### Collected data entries
******

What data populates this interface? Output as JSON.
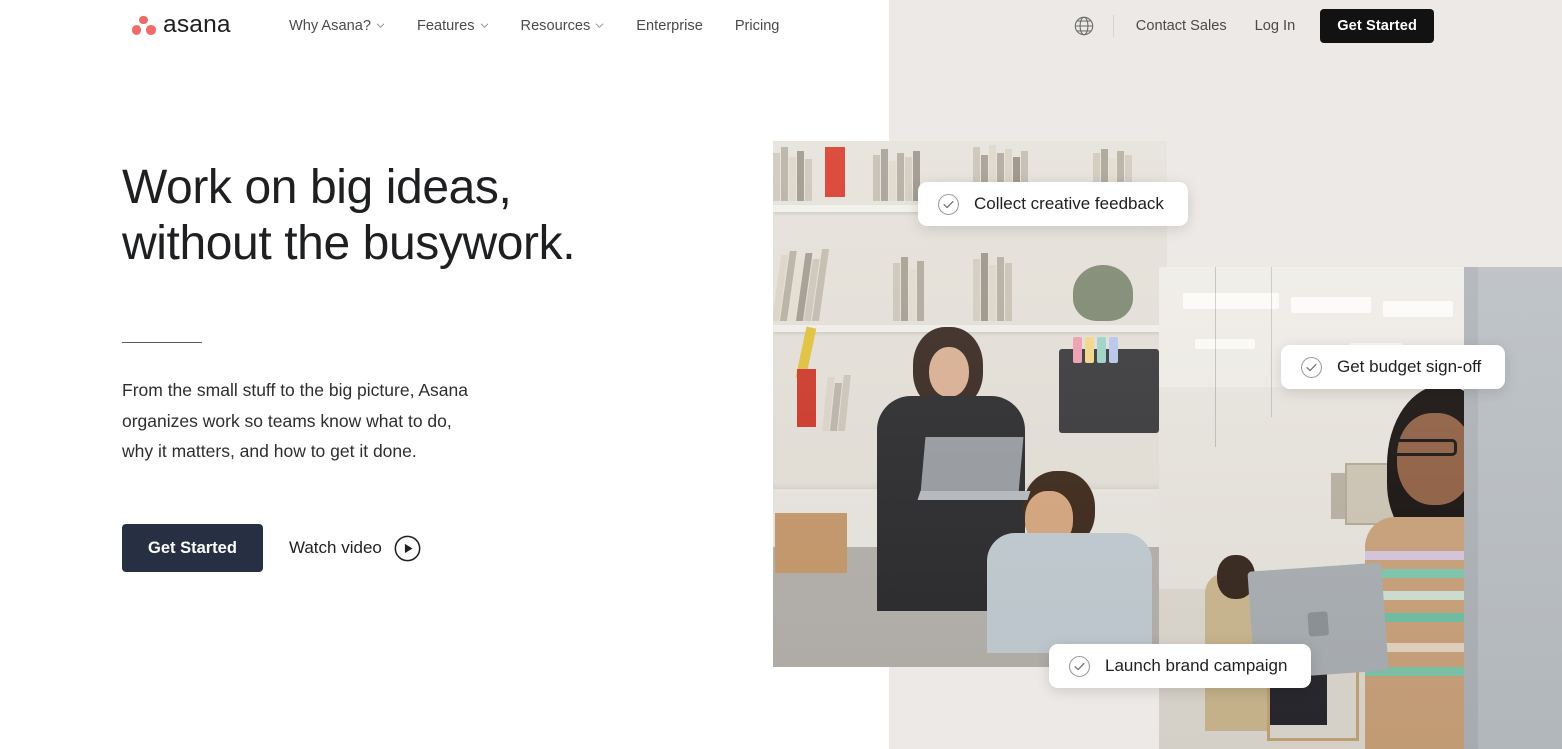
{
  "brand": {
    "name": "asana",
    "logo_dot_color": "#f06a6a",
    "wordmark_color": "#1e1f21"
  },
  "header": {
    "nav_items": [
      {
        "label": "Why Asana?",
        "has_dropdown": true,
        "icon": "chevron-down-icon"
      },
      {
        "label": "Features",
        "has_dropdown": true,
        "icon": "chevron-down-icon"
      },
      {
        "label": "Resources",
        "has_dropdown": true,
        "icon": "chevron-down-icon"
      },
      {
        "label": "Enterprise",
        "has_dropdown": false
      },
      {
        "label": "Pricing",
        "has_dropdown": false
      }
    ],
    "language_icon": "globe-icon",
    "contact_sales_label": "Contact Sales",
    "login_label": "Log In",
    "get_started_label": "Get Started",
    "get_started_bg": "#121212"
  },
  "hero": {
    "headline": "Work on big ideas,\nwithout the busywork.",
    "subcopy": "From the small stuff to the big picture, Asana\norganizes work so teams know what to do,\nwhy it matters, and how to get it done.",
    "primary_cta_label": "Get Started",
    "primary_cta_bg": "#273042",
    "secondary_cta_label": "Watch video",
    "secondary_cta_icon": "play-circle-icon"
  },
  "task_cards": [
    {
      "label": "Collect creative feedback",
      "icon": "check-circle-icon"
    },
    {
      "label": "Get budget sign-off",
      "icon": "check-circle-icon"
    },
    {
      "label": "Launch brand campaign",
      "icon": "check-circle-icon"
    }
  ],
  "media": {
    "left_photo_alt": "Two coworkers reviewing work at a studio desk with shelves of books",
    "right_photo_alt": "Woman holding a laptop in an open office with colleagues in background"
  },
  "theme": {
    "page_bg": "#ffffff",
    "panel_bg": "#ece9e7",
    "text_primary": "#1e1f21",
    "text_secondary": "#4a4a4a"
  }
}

******

Reproduce each record above by retyping it exactly; omit all images.

### EXERCISE RESULT
What data populates this interface? Output as JSON.
{
  "brand": {
    "name": "asana",
    "logo_dot_color": "#f06a6a",
    "wordmark_color": "#1e1f21"
  },
  "header": {
    "nav_items": [
      {
        "label": "Why Asana?",
        "has_dropdown": true,
        "icon": "chevron-down-icon"
      },
      {
        "label": "Features",
        "has_dropdown": true,
        "icon": "chevron-down-icon"
      },
      {
        "label": "Resources",
        "has_dropdown": true,
        "icon": "chevron-down-icon"
      },
      {
        "label": "Enterprise",
        "has_dropdown": false
      },
      {
        "label": "Pricing",
        "has_dropdown": false
      }
    ],
    "language_icon": "globe-icon",
    "contact_sales_label": "Contact Sales",
    "login_label": "Log In",
    "get_started_label": "Get Started",
    "get_started_bg": "#121212"
  },
  "hero": {
    "headline": "Work on big ideas,\nwithout the busywork.",
    "subcopy": "From the small stuff to the big picture, Asana\norganizes work so teams know what to do,\nwhy it matters, and how to get it done.",
    "primary_cta_label": "Get Started",
    "primary_cta_bg": "#273042",
    "secondary_cta_label": "Watch video",
    "secondary_cta_icon": "play-circle-icon"
  },
  "task_cards": [
    {
      "label": "Collect creative feedback",
      "icon": "check-circle-icon"
    },
    {
      "label": "Get budget sign-off",
      "icon": "check-circle-icon"
    },
    {
      "label": "Launch brand campaign",
      "icon": "check-circle-icon"
    }
  ],
  "media": {
    "left_photo_alt": "Two coworkers reviewing work at a studio desk with shelves of books",
    "right_photo_alt": "Woman holding a laptop in an open office with colleagues in background"
  },
  "theme": {
    "page_bg": "#ffffff",
    "panel_bg": "#ece9e7",
    "text_primary": "#1e1f21",
    "text_secondary": "#4a4a4a"
  }
}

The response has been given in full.